→ **REQUIREMENT**: If a line in the records contains the string "allosterico", show that line.

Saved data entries
= = = =

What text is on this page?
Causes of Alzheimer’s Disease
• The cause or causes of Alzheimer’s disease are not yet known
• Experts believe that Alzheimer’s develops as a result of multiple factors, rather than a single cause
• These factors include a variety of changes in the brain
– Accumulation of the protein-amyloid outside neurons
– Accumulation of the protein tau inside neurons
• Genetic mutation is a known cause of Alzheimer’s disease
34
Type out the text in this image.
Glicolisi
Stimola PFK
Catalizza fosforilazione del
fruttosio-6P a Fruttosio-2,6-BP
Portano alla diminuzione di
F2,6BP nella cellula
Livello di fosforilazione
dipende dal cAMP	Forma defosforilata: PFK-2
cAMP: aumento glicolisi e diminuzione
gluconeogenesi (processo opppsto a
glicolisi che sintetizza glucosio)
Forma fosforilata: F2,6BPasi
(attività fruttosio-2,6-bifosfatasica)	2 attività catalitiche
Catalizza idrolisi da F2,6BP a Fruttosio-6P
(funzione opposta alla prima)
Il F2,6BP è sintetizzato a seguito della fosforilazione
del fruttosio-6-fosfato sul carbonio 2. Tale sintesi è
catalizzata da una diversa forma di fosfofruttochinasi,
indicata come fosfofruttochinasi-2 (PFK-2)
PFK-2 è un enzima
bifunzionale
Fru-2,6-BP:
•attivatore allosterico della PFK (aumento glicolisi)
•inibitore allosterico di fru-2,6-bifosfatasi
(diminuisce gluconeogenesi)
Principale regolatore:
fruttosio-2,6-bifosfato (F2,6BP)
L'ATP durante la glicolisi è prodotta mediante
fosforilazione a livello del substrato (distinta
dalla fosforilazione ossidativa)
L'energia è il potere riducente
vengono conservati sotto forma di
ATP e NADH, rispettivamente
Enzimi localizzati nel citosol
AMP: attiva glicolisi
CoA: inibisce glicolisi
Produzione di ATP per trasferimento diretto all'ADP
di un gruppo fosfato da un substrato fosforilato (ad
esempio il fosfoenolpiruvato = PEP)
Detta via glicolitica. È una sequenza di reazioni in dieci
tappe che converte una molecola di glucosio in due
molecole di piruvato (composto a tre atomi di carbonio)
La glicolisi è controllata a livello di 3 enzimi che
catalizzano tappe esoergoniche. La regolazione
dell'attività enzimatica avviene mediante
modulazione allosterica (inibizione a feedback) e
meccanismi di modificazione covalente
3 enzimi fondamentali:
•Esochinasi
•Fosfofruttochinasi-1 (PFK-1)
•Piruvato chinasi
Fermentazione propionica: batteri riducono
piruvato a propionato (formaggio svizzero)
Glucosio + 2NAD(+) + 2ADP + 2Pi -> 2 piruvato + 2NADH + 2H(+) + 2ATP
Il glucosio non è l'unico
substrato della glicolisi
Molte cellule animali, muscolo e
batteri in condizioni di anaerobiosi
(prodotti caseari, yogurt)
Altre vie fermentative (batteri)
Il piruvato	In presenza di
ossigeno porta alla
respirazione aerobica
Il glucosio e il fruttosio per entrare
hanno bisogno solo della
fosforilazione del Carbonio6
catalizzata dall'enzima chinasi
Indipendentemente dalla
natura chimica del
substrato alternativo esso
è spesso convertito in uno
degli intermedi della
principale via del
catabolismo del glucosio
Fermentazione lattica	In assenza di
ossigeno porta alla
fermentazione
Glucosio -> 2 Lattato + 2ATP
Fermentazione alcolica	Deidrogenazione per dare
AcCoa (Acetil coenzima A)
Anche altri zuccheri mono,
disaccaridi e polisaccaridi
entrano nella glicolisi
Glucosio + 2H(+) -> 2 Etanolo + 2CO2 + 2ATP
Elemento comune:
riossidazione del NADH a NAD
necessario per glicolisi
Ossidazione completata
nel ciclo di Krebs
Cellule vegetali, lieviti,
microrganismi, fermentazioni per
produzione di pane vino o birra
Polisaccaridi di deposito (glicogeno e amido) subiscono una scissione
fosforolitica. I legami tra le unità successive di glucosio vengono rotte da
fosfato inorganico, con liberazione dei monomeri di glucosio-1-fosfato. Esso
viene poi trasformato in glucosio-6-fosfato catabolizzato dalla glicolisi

= = = =

→ **SOLUTION BELOW**:
•attivatore allosterico della PFK (aumento glicolisi)
•inibitore allosterico di fru-2,6-bifosfatasi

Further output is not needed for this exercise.